Set down, in full, every record in the block.
------ Dataset
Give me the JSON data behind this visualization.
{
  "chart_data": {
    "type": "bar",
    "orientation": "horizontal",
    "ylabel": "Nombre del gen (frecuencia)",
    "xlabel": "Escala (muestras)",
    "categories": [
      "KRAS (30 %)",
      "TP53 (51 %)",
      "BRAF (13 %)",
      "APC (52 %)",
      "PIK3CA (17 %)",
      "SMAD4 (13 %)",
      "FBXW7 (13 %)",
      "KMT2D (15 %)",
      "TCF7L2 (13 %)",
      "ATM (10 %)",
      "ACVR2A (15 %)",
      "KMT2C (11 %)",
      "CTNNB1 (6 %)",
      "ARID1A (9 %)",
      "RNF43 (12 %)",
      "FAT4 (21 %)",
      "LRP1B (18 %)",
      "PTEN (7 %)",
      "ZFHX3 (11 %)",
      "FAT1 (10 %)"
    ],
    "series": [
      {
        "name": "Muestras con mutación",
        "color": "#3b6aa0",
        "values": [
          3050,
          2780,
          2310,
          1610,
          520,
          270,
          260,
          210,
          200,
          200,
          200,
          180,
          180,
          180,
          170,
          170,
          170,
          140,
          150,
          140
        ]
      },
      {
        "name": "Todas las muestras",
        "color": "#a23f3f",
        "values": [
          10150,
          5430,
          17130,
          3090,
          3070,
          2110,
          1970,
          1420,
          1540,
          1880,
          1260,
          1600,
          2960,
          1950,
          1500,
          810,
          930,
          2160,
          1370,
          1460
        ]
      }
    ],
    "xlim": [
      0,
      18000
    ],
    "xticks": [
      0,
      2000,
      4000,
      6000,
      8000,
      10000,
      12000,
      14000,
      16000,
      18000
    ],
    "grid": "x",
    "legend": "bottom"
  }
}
------------
> _Output of the task_
Give me the JSON data behind this visualization.
{
  "chart_data": {
    "type": "bar",
    "orientation": "horizontal",
    "ylabel": "Nombre del gen (frecuencia)",
    "xlabel": "Escala (muestras)",
    "categories": [
      "KRAS (30 %)",
      "TP53 (51 %)",
      "BRAF (13 %)",
      "APC (52 %)",
      "PIK3CA (17 %)",
      "SMAD4 (13 %)",
      "FBXW7 (13 %)",
      "KMT2D (15 %)",
      "TCF7L2 (13 %)",
      "ATM (10 %)",
      "ACVR2A (15 %)",
      "KMT2C (11 %)",
      "CTNNB1 (6 %)",
      "ARID1A (9 %)",
      "RNF43 (12 %)",
      "FAT4 (21 %)",
      "LRP1B (18 %)",
      "PTEN (7 %)",
      "ZFHX3 (11 %)",
      "FAT1 (10 %)"
    ],
    "series": [
      {
        "name": "Muestras con mutación",
        "color": "#3b6aa0",
        "values": [
          3050,
          2780,
          2310,
          1610,
          520,
          270,
          260,
          210,
          200,
          200,
          200,
          180,
          180,
          180,
          170,
          170,
          170,
          140,
          150,
          140
        ]
      },
      {
        "name": "Todas las muestras",
        "color": "#a23f3f",
        "values": [
          10150,
          5430,
          17130,
          3090,
          3070,
          2110,
          1970,
          1420,
          1540,
          1880,
          1260,
          1600,
          2960,
          1950,
          1500,
          810,
          930,
          2160,
          1370,
          1460
        ]
      }
    ],
    "xlim": [
      0,
      18000
    ],
    "xticks": [
      0,
      2000,
      4000,
      6000,
      8000,
      10000,
      12000,
      14000,
      16000,
      18000
    ],
    "grid": "x",
    "legend": "bottom"
  }
}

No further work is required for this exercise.